- _Collection entries_:
═══

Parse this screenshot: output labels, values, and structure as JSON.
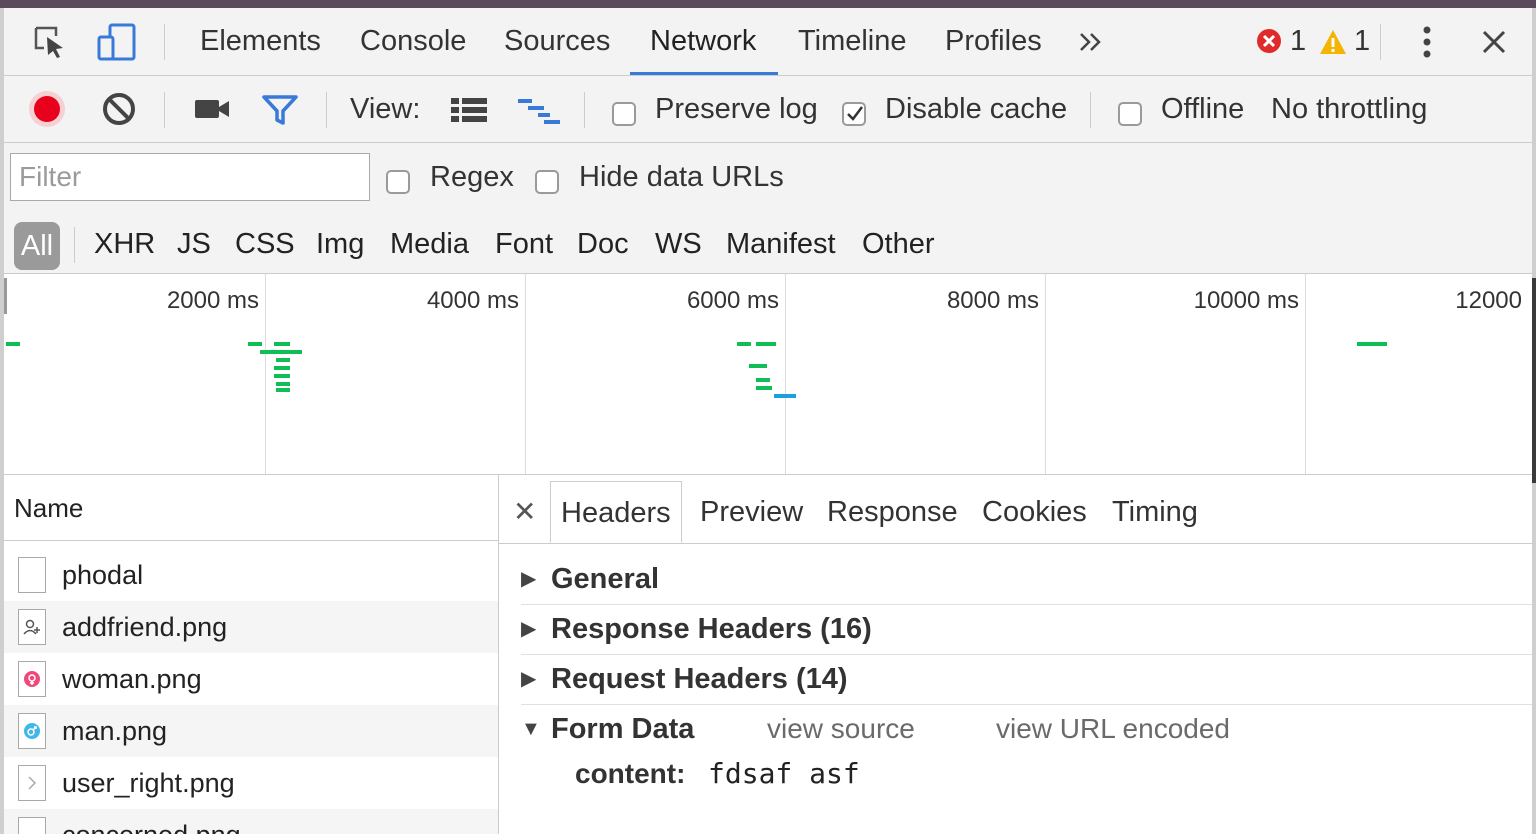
{
  "tabbar": {
    "tabs": [
      "Elements",
      "Console",
      "Sources",
      "Network",
      "Timeline",
      "Profiles"
    ],
    "active": "Network",
    "overflow_icon": "chevron-double-right-icon",
    "error_count": "1",
    "warning_count": "1"
  },
  "toolbar": {
    "view_label": "View:",
    "preserve_log": "Preserve log",
    "disable_cache": "Disable cache",
    "disable_cache_checked": true,
    "offline": "Offline",
    "throttling": "No throttling",
    "record_color": "#e8001c",
    "filter_icon_color": "#3879d9"
  },
  "filter": {
    "placeholder": "Filter",
    "regex": "Regex",
    "hide_data_urls": "Hide data URLs",
    "types": [
      "All",
      "XHR",
      "JS",
      "CSS",
      "Img",
      "Media",
      "Font",
      "Doc",
      "WS",
      "Manifest",
      "Other"
    ],
    "active_type": "All"
  },
  "overview": {
    "labels": [
      "2000 ms",
      "4000 ms",
      "6000 ms",
      "8000 ms",
      "10000 ms",
      "12000"
    ],
    "bar_colors": {
      "green": "#0fbf56",
      "blue": "#1e9ee0"
    }
  },
  "requests": {
    "header": "Name",
    "rows": [
      "phodal",
      "addfriend.png",
      "woman.png",
      "man.png",
      "user_right.png",
      "concerned.png"
    ]
  },
  "details": {
    "tabs": [
      "Headers",
      "Preview",
      "Response",
      "Cookies",
      "Timing"
    ],
    "active_tab": "Headers",
    "sections": {
      "general": "General",
      "response_headers": "Response Headers (16)",
      "request_headers": "Request Headers (14)",
      "form_data": "Form Data"
    },
    "form_links": {
      "view_source": "view source",
      "view_url_encoded": "view URL encoded"
    },
    "form_field": {
      "key": "content:",
      "value": "fdsaf asf"
    }
  }
}
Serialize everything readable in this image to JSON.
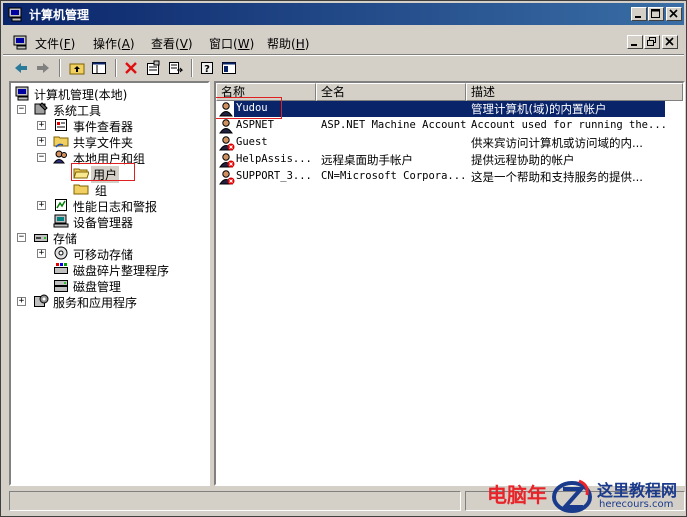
{
  "window": {
    "title": "计算机管理"
  },
  "menubar": {
    "items": [
      {
        "label": "文件",
        "key": "F"
      },
      {
        "label": "操作",
        "key": "A"
      },
      {
        "label": "查看",
        "key": "V"
      },
      {
        "label": "窗口",
        "key": "W"
      },
      {
        "label": "帮助",
        "key": "H"
      }
    ]
  },
  "tree": {
    "root": "计算机管理(本地)",
    "system_tools": "系统工具",
    "event_viewer": "事件查看器",
    "shared_folders": "共享文件夹",
    "local_users_groups": "本地用户和组",
    "users": "用户",
    "groups": "组",
    "perf_logs": "性能日志和警报",
    "device_manager": "设备管理器",
    "storage": "存储",
    "removable_storage": "可移动存储",
    "defrag": "磁盘碎片整理程序",
    "disk_mgmt": "磁盘管理",
    "services_apps": "服务和应用程序"
  },
  "list": {
    "columns": [
      "名称",
      "全名",
      "描述"
    ],
    "rows": [
      {
        "name": "Yudou",
        "fullname": "",
        "desc": "管理计算机(域)的内置帐户",
        "disabled": false,
        "selected": true
      },
      {
        "name": "ASPNET",
        "fullname": "ASP.NET Machine Account",
        "desc": "Account used for running the...",
        "disabled": false,
        "selected": false
      },
      {
        "name": "Guest",
        "fullname": "",
        "desc": "供来宾访问计算机或访问域的内...",
        "disabled": true,
        "selected": false
      },
      {
        "name": "HelpAssis...",
        "fullname": "远程桌面助手帐户",
        "desc": "提供远程协助的帐户",
        "disabled": true,
        "selected": false
      },
      {
        "name": "SUPPORT_3...",
        "fullname": "CN=Microsoft Corpora...",
        "desc": "这是一个帮助和支持服务的提供...",
        "disabled": true,
        "selected": false
      }
    ]
  },
  "watermark": {
    "left_text": "电脑年",
    "title": "这里教程网",
    "url": "herecours.com"
  },
  "colors": {
    "title_bar": "#0a246a",
    "selection": "#0a246a",
    "highlight_box": "#e02020",
    "watermark_red": "#e8242a",
    "watermark_blue": "#1a3a8c"
  }
}
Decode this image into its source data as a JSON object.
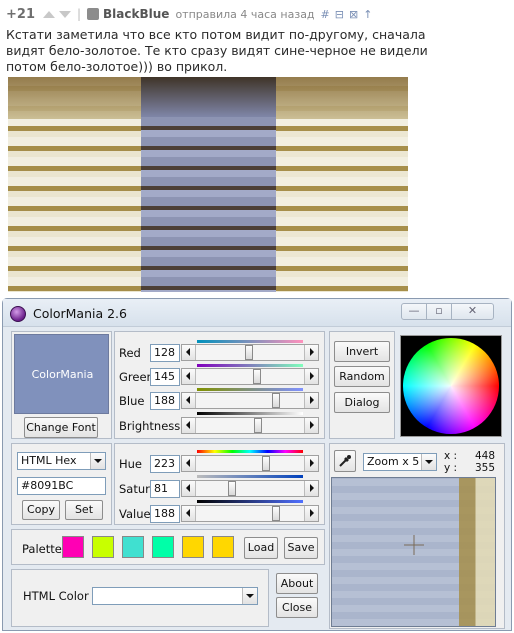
{
  "comment": {
    "score": "+21",
    "username": "BlackBlue",
    "meta": "отправила 4 часа назад",
    "actions": [
      "#",
      "⊟",
      "⊠",
      "↑"
    ],
    "text": "Кстати заметила что все кто потом видит по-другому, сначала видят бело-золотое. Те кто сразу видят сине-черное не видели потом бело-золотое))) во прикол.",
    "photo_alts": [
      "white-gold dress",
      "blue-black dress",
      "white-gold dress"
    ]
  },
  "window": {
    "title": "ColorMania 2.6",
    "controls": {
      "minimize": "—",
      "maximize": "▫",
      "close": "✕"
    }
  },
  "preview": {
    "label": "ColorMania",
    "color": "#8091BC",
    "change_font": "Change Font"
  },
  "rgb": {
    "red_label": "Red",
    "red": "128",
    "green_label": "Green",
    "green": "145",
    "blue_label": "Blue",
    "blue": "188",
    "brightness_label": "Brightness"
  },
  "hsv": {
    "hue_label": "Hue",
    "hue": "223",
    "sat_label": "Satur.",
    "sat": "81",
    "value_label": "Value",
    "value": "188"
  },
  "format": {
    "selected": "HTML Hex",
    "hex": "#8091BC",
    "copy": "Copy",
    "set": "Set"
  },
  "buttons": {
    "invert": "Invert",
    "random": "Random",
    "dialog": "Dialog",
    "load": "Load",
    "save": "Save",
    "about": "About",
    "close": "Close"
  },
  "palette": {
    "label": "Palette",
    "colors": [
      "#ff00b4",
      "#c8ff00",
      "#40e0d0",
      "#00ffa8",
      "#ffd700",
      "#ffd700"
    ]
  },
  "html_color": {
    "label": "HTML Color",
    "value": ""
  },
  "zoom": {
    "selected": "Zoom x 5",
    "x_label": "x :",
    "x": "448",
    "y_label": "y :",
    "y": "355"
  }
}
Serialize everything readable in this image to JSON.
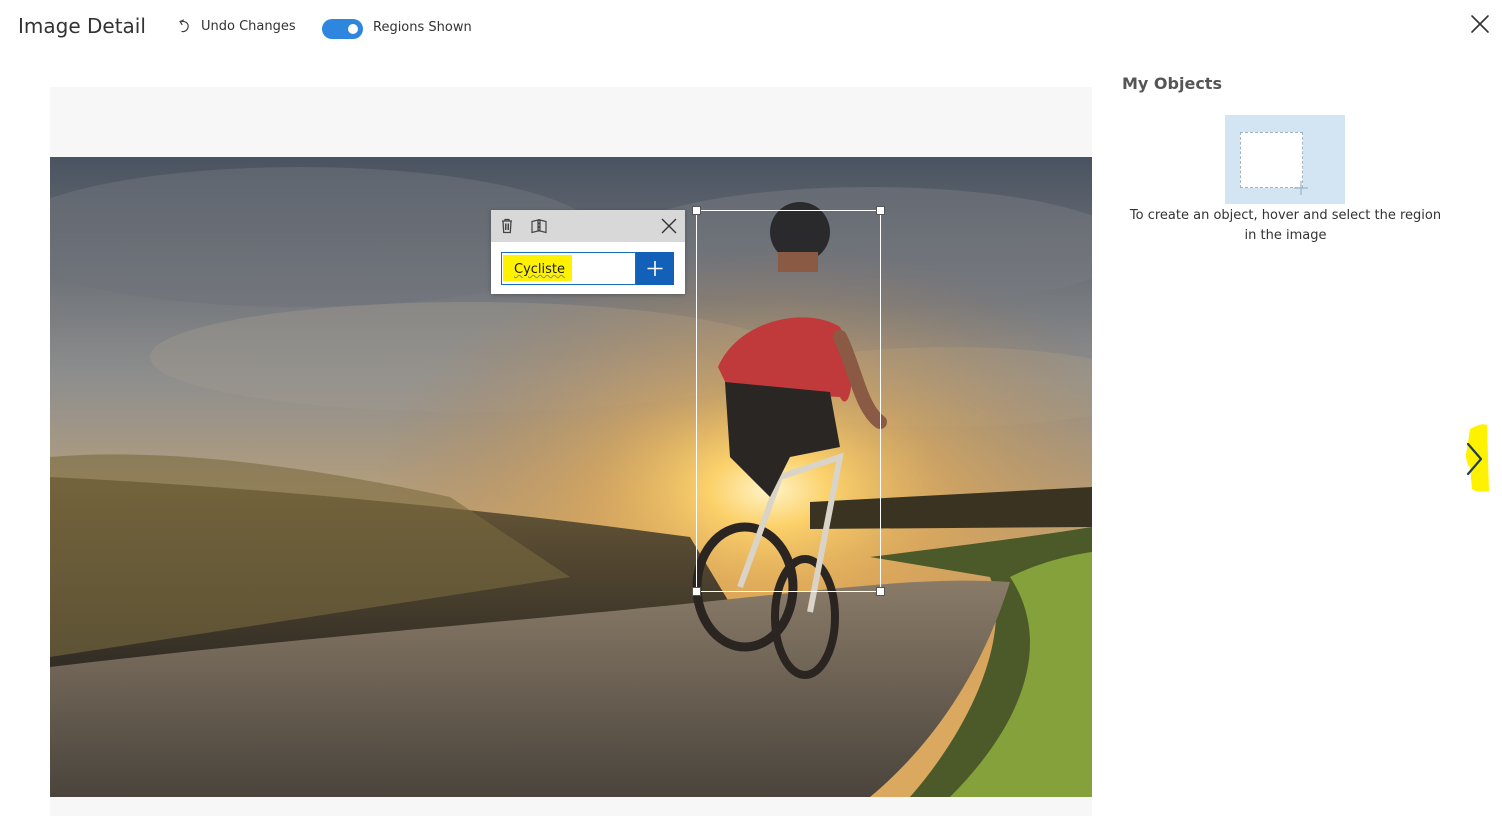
{
  "header": {
    "title": "Image Detail",
    "undo_label": "Undo Changes",
    "toggle_label": "Regions Shown",
    "toggle_on": true
  },
  "region": {
    "tag_value": "Cycliste"
  },
  "objects_panel": {
    "title": "My Objects",
    "hint": "To create an object, hover and select the region in the image"
  },
  "icons": {
    "undo": "undo-icon",
    "close": "close-icon",
    "delete": "trash-icon",
    "split": "split-region-icon",
    "popup_close": "close-icon",
    "add_tag": "plus-icon",
    "next": "chevron-right-icon"
  },
  "colors": {
    "accent": "#2f86de",
    "tag_button": "#1360b8",
    "tile": "#d3e4f2",
    "highlight": "#fff200"
  }
}
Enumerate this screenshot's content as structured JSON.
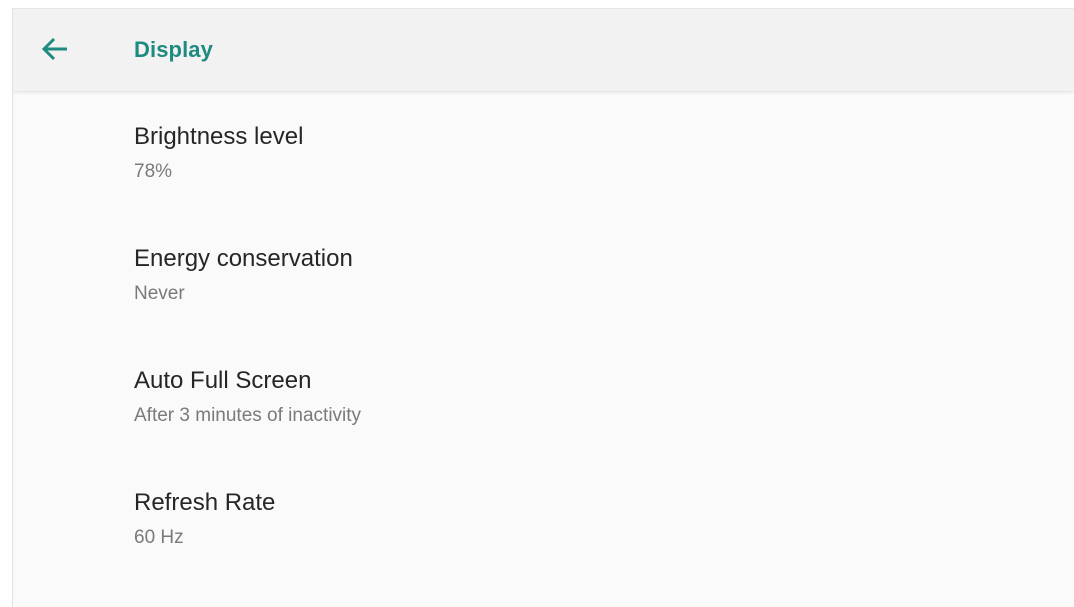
{
  "colors": {
    "accent": "#1e8a80",
    "primary_text": "#262626",
    "secondary_text": "#7a7a7a",
    "appbar_bg": "#f2f2f2",
    "content_bg": "#fafafa"
  },
  "header": {
    "back_icon": "arrow-left-icon",
    "title": "Display"
  },
  "settings": [
    {
      "title": "Brightness level",
      "value": "78%"
    },
    {
      "title": "Energy conservation",
      "value": "Never"
    },
    {
      "title": "Auto Full Screen",
      "value": "After 3 minutes of inactivity"
    },
    {
      "title": "Refresh Rate",
      "value": "60 Hz"
    }
  ]
}
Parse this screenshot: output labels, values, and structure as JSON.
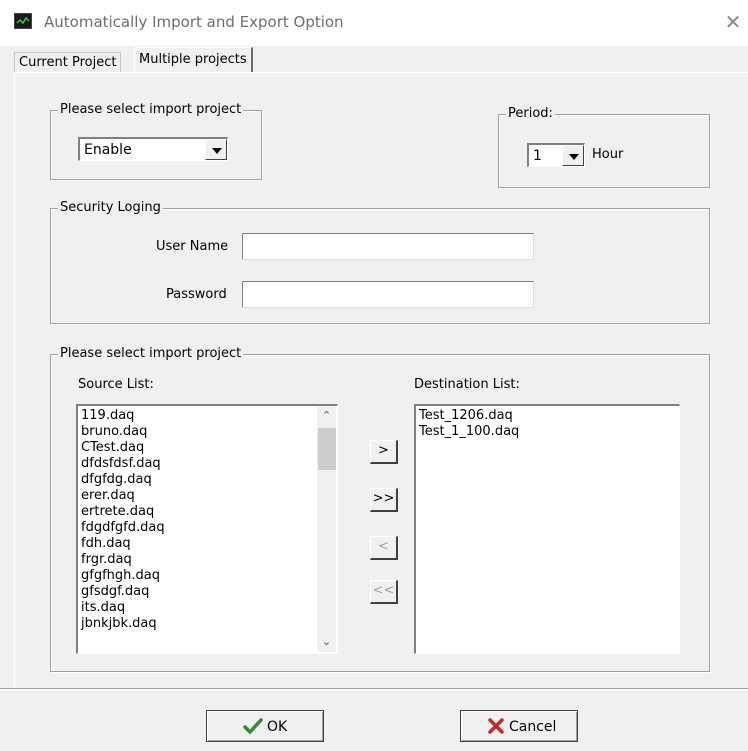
{
  "window": {
    "title": "Automatically Import and Export Option",
    "icon": "chart-monitor-icon",
    "close_glyph": "✕"
  },
  "tabs": [
    {
      "label": "Current Project",
      "active": false
    },
    {
      "label": "Multiple projects",
      "active": true
    }
  ],
  "import_group": {
    "legend": "Please select import project",
    "select_value": "Enable"
  },
  "period_group": {
    "legend": "Period:",
    "value": "1",
    "unit": "Hour"
  },
  "security_group": {
    "legend": "Security Loging",
    "username_label": "User Name",
    "username_value": "",
    "password_label": "Password",
    "password_value": ""
  },
  "project_group": {
    "legend": "Please select import project",
    "source_label": "Source List:",
    "destination_label": "Destination List:",
    "source_items": [
      "119.daq",
      "bruno.daq",
      "CTest.daq",
      "dfdsfdsf.daq",
      "dfgfdg.daq",
      "erer.daq",
      "ertrete.daq",
      "fdgdfgfd.daq",
      "fdh.daq",
      "frgr.daq",
      "gfgfhgh.daq",
      "gfsdgf.daq",
      "its.daq",
      "jbnkjbk.daq"
    ],
    "destination_items": [
      "Test_1206.daq",
      "Test_1_100.daq"
    ],
    "buttons": {
      "add": ">",
      "add_all": ">>",
      "remove": "<",
      "remove_all": "<<"
    }
  },
  "footer": {
    "ok_label": "OK",
    "cancel_label": "Cancel",
    "ok_icon": "checkmark-icon",
    "cancel_icon": "red-x-icon"
  },
  "colors": {
    "checkmark": "#2e8b2e",
    "cancel_x": "#c62828",
    "dialog_bg": "#f0f0f0"
  }
}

═══

- _Instructions to follow_: For this exercise, gather every line of the data that contains the word "dress".

- _Task output_:
      "white-gold dress",
      "blue-black dress",
      "white-gold dress"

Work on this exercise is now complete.